--- RECORDS SHOWN ---

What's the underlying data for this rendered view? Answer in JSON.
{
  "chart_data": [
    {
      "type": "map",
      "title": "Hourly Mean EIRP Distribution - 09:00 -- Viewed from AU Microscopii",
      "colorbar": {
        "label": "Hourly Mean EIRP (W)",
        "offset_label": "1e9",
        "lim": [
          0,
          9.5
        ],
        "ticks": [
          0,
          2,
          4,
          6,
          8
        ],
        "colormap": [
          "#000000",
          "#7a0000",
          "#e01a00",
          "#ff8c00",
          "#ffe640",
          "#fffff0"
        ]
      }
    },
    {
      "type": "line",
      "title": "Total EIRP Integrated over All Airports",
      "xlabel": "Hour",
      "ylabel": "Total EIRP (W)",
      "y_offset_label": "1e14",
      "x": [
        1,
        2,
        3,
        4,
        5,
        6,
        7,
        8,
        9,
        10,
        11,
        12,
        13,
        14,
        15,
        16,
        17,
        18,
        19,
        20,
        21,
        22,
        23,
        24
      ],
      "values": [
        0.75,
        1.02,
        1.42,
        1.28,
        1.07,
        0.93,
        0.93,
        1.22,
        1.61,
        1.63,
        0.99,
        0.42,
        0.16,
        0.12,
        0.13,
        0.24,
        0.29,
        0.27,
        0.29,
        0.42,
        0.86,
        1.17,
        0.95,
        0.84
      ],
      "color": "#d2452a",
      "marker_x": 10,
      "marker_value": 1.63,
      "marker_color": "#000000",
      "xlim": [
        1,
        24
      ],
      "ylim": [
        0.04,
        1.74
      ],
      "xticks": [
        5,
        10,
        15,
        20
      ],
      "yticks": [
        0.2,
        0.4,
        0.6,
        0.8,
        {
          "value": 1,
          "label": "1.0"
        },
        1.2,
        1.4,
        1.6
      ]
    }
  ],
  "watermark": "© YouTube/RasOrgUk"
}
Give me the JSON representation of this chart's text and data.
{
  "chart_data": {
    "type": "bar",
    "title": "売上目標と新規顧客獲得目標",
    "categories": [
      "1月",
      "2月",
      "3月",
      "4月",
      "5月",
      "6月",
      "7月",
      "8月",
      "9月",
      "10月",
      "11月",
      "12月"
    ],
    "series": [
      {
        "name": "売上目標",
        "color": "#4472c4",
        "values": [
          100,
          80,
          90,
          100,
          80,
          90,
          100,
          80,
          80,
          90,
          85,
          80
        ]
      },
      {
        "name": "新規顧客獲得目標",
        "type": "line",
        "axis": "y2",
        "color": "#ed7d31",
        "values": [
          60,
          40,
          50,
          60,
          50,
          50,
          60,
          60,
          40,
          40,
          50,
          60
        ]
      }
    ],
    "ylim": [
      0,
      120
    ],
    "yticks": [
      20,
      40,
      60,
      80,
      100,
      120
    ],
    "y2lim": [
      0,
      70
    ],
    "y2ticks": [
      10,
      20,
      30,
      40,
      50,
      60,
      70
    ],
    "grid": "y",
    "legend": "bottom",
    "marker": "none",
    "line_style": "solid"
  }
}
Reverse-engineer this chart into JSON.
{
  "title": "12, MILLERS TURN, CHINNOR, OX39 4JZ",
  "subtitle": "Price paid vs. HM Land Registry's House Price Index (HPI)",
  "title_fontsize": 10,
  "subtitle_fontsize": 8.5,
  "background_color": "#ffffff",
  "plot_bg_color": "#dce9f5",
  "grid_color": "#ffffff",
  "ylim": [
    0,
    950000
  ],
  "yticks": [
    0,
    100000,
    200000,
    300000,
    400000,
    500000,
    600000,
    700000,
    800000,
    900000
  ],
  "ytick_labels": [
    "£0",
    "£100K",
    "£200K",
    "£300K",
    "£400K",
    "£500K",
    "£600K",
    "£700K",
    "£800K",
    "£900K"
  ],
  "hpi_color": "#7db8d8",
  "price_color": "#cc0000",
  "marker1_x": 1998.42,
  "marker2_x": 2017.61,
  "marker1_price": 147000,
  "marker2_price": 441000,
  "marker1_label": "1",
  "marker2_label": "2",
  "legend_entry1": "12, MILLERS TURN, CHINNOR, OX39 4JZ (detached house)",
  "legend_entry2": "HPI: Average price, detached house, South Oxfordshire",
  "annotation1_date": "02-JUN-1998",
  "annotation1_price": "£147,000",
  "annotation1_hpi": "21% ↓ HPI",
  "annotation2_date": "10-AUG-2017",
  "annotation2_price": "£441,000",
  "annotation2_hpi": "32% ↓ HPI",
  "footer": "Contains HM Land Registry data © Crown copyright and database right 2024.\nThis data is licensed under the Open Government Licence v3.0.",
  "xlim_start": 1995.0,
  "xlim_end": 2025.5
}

---

WORK REQUIRED
Show the data once more, exactly as it was written.

REPLY TO THE EXERCISE
What's the underlying data for this rendered view? Answer in JSON.
{
  "chart_data": [
    {
      "type": "map",
      "title": "Hourly Mean EIRP Distribution - 09:00 -- Viewed from AU Microscopii",
      "colorbar": {
        "label": "Hourly Mean EIRP (W)",
        "offset_label": "1e9",
        "lim": [
          0,
          9.5
        ],
        "ticks": [
          0,
          2,
          4,
          6,
          8
        ],
        "colormap": [
          "#000000",
          "#7a0000",
          "#e01a00",
          "#ff8c00",
          "#ffe640",
          "#fffff0"
        ]
      }
    },
    {
      "type": "line",
      "title": "Total EIRP Integrated over All Airports",
      "xlabel": "Hour",
      "ylabel": "Total EIRP (W)",
      "y_offset_label": "1e14",
      "x": [
        1,
        2,
        3,
        4,
        5,
        6,
        7,
        8,
        9,
        10,
        11,
        12,
        13,
        14,
        15,
        16,
        17,
        18,
        19,
        20,
        21,
        22,
        23,
        24
      ],
      "values": [
        0.75,
        1.02,
        1.42,
        1.28,
        1.07,
        0.93,
        0.93,
        1.22,
        1.61,
        1.63,
        0.99,
        0.42,
        0.16,
        0.12,
        0.13,
        0.24,
        0.29,
        0.27,
        0.29,
        0.42,
        0.86,
        1.17,
        0.95,
        0.84
      ],
      "color": "#d2452a",
      "marker_x": 10,
      "marker_value": 1.63,
      "marker_color": "#000000",
      "xlim": [
        1,
        24
      ],
      "ylim": [
        0.04,
        1.74
      ],
      "xticks": [
        5,
        10,
        15,
        20
      ],
      "yticks": [
        0.2,
        0.4,
        0.6,
        0.8,
        {
          "value": 1,
          "label": "1.0"
        },
        1.2,
        1.4,
        1.6
      ]
    }
  ],
  "watermark": "© YouTube/RasOrgUk"
}
Give me the JSON representation of this chart's text and data.
{
  "chart_data": {
    "type": "bar",
    "title": "売上目標と新規顧客獲得目標",
    "categories": [
      "1月",
      "2月",
      "3月",
      "4月",
      "5月",
      "6月",
      "7月",
      "8月",
      "9月",
      "10月",
      "11月",
      "12月"
    ],
    "series": [
      {
        "name": "売上目標",
        "color": "#4472c4",
        "values": [
          100,
          80,
          90,
          100,
          80,
          90,
          100,
          80,
          80,
          90,
          85,
          80
        ]
      },
      {
        "name": "新規顧客獲得目標",
        "type": "line",
        "axis": "y2",
        "color": "#ed7d31",
        "values": [
          60,
          40,
          50,
          60,
          50,
          50,
          60,
          60,
          40,
          40,
          50,
          60
        ]
      }
    ],
    "ylim": [
      0,
      120
    ],
    "yticks": [
      20,
      40,
      60,
      80,
      100,
      120
    ],
    "y2lim": [
      0,
      70
    ],
    "y2ticks": [
      10,
      20,
      30,
      40,
      50,
      60,
      70
    ],
    "grid": "y",
    "legend": "bottom",
    "marker": "none",
    "line_style": "solid"
  }
}
Reverse-engineer this chart into JSON.
{
  "title": "12, MILLERS TURN, CHINNOR, OX39 4JZ",
  "subtitle": "Price paid vs. HM Land Registry's House Price Index (HPI)",
  "title_fontsize": 10,
  "subtitle_fontsize": 8.5,
  "background_color": "#ffffff",
  "plot_bg_color": "#dce9f5",
  "grid_color": "#ffffff",
  "ylim": [
    0,
    950000
  ],
  "yticks": [
    0,
    100000,
    200000,
    300000,
    400000,
    500000,
    600000,
    700000,
    800000,
    900000
  ],
  "ytick_labels": [
    "£0",
    "£100K",
    "£200K",
    "£300K",
    "£400K",
    "£500K",
    "£600K",
    "£700K",
    "£800K",
    "£900K"
  ],
  "hpi_color": "#7db8d8",
  "price_color": "#cc0000",
  "marker1_x": 1998.42,
  "marker2_x": 2017.61,
  "marker1_price": 147000,
  "marker2_price": 441000,
  "marker1_label": "1",
  "marker2_label": "2",
  "legend_entry1": "12, MILLERS TURN, CHINNOR, OX39 4JZ (detached house)",
  "legend_entry2": "HPI: Average price, detached house, South Oxfordshire",
  "annotation1_date": "02-JUN-1998",
  "annotation1_price": "£147,000",
  "annotation1_hpi": "21% ↓ HPI",
  "annotation2_date": "10-AUG-2017",
  "annotation2_price": "£441,000",
  "annotation2_hpi": "32% ↓ HPI",
  "footer": "Contains HM Land Registry data © Crown copyright and database right 2024.\nThis data is licensed under the Open Government Licence v3.0.",
  "xlim_start": 1995.0,
  "xlim_end": 2025.5
}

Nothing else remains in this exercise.